# TASK
Will you write out all the entries below exactly?

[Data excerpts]

______________________________

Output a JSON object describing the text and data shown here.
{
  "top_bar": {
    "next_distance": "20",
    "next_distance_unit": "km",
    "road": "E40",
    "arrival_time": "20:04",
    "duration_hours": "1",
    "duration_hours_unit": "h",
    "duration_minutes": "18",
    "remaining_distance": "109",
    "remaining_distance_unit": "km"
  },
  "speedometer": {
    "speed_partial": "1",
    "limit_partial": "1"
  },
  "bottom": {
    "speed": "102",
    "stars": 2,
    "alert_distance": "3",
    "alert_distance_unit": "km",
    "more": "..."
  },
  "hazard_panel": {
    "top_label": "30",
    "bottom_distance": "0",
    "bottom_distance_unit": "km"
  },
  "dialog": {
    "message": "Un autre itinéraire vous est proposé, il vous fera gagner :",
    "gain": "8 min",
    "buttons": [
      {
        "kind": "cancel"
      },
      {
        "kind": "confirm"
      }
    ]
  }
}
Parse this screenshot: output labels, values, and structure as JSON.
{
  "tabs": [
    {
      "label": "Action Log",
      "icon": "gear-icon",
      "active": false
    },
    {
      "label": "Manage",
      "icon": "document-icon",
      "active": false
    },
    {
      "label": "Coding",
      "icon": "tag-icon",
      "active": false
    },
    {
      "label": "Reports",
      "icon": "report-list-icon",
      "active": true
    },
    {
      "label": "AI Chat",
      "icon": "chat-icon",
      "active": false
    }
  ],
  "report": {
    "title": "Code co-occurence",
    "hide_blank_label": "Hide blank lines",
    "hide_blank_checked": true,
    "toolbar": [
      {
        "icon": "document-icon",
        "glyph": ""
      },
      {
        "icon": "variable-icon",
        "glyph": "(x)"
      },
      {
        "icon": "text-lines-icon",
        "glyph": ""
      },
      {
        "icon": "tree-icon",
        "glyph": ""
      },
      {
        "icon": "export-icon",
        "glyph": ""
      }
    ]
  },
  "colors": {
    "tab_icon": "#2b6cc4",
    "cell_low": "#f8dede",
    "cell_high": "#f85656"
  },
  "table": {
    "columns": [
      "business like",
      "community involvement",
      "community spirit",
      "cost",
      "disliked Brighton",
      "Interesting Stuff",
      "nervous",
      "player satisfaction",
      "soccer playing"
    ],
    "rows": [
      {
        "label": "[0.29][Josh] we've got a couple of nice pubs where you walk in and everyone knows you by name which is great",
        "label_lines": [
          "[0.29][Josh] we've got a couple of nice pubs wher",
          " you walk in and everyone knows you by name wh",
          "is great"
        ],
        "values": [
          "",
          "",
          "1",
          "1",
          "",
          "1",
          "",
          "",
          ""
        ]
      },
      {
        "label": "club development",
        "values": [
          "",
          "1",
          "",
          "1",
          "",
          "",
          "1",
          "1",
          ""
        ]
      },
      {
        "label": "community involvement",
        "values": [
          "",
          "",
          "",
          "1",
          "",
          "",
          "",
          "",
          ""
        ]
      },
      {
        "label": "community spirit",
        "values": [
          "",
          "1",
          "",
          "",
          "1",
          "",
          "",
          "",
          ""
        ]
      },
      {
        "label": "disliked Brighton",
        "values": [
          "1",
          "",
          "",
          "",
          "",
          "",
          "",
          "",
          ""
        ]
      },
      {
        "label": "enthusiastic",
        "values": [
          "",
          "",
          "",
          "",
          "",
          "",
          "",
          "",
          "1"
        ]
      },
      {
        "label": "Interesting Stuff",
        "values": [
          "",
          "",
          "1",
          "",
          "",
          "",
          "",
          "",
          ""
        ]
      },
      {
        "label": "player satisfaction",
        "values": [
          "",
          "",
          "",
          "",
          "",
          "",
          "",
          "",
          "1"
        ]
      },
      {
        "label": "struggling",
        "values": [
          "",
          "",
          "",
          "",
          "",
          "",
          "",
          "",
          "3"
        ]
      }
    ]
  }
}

______________________________

# TASK SOLUTION
Output a JSON object describing the text and data shown here.
{
  "top_bar": {
    "next_distance": "20",
    "next_distance_unit": "km",
    "road": "E40",
    "arrival_time": "20:04",
    "duration_hours": "1",
    "duration_hours_unit": "h",
    "duration_minutes": "18",
    "remaining_distance": "109",
    "remaining_distance_unit": "km"
  },
  "speedometer": {
    "speed_partial": "1",
    "limit_partial": "1"
  },
  "bottom": {
    "speed": "102",
    "stars": 2,
    "alert_distance": "3",
    "alert_distance_unit": "km",
    "more": "..."
  },
  "hazard_panel": {
    "top_label": "30",
    "bottom_distance": "0",
    "bottom_distance_unit": "km"
  },
  "dialog": {
    "message": "Un autre itinéraire vous est proposé, il vous fera gagner :",
    "gain": "8 min",
    "buttons": [
      {
        "kind": "cancel"
      },
      {
        "kind": "confirm"
      }
    ]
  }
}
Parse this screenshot: output labels, values, and structure as JSON.
{
  "tabs": [
    {
      "label": "Action Log",
      "icon": "gear-icon",
      "active": false
    },
    {
      "label": "Manage",
      "icon": "document-icon",
      "active": false
    },
    {
      "label": "Coding",
      "icon": "tag-icon",
      "active": false
    },
    {
      "label": "Reports",
      "icon": "report-list-icon",
      "active": true
    },
    {
      "label": "AI Chat",
      "icon": "chat-icon",
      "active": false
    }
  ],
  "report": {
    "title": "Code co-occurence",
    "hide_blank_label": "Hide blank lines",
    "hide_blank_checked": true,
    "toolbar": [
      {
        "icon": "document-icon",
        "glyph": ""
      },
      {
        "icon": "variable-icon",
        "glyph": "(x)"
      },
      {
        "icon": "text-lines-icon",
        "glyph": ""
      },
      {
        "icon": "tree-icon",
        "glyph": ""
      },
      {
        "icon": "export-icon",
        "glyph": ""
      }
    ]
  },
  "colors": {
    "tab_icon": "#2b6cc4",
    "cell_low": "#f8dede",
    "cell_high": "#f85656"
  },
  "table": {
    "columns": [
      "business like",
      "community involvement",
      "community spirit",
      "cost",
      "disliked Brighton",
      "Interesting Stuff",
      "nervous",
      "player satisfaction",
      "soccer playing"
    ],
    "rows": [
      {
        "label": "[0.29][Josh] we've got a couple of nice pubs where you walk in and everyone knows you by name which is great",
        "label_lines": [
          "[0.29][Josh] we've got a couple of nice pubs wher",
          " you walk in and everyone knows you by name wh",
          "is great"
        ],
        "values": [
          "",
          "",
          "1",
          "1",
          "",
          "1",
          "",
          "",
          ""
        ]
      },
      {
        "label": "club development",
        "values": [
          "",
          "1",
          "",
          "1",
          "",
          "",
          "1",
          "1",
          ""
        ]
      },
      {
        "label": "community involvement",
        "values": [
          "",
          "",
          "",
          "1",
          "",
          "",
          "",
          "",
          ""
        ]
      },
      {
        "label": "community spirit",
        "values": [
          "",
          "1",
          "",
          "",
          "1",
          "",
          "",
          "",
          ""
        ]
      },
      {
        "label": "disliked Brighton",
        "values": [
          "1",
          "",
          "",
          "",
          "",
          "",
          "",
          "",
          ""
        ]
      },
      {
        "label": "enthusiastic",
        "values": [
          "",
          "",
          "",
          "",
          "",
          "",
          "",
          "",
          "1"
        ]
      },
      {
        "label": "Interesting Stuff",
        "values": [
          "",
          "",
          "1",
          "",
          "",
          "",
          "",
          "",
          ""
        ]
      },
      {
        "label": "player satisfaction",
        "values": [
          "",
          "",
          "",
          "",
          "",
          "",
          "",
          "",
          "1"
        ]
      },
      {
        "label": "struggling",
        "values": [
          "",
          "",
          "",
          "",
          "",
          "",
          "",
          "",
          "3"
        ]
      }
    ]
  }
}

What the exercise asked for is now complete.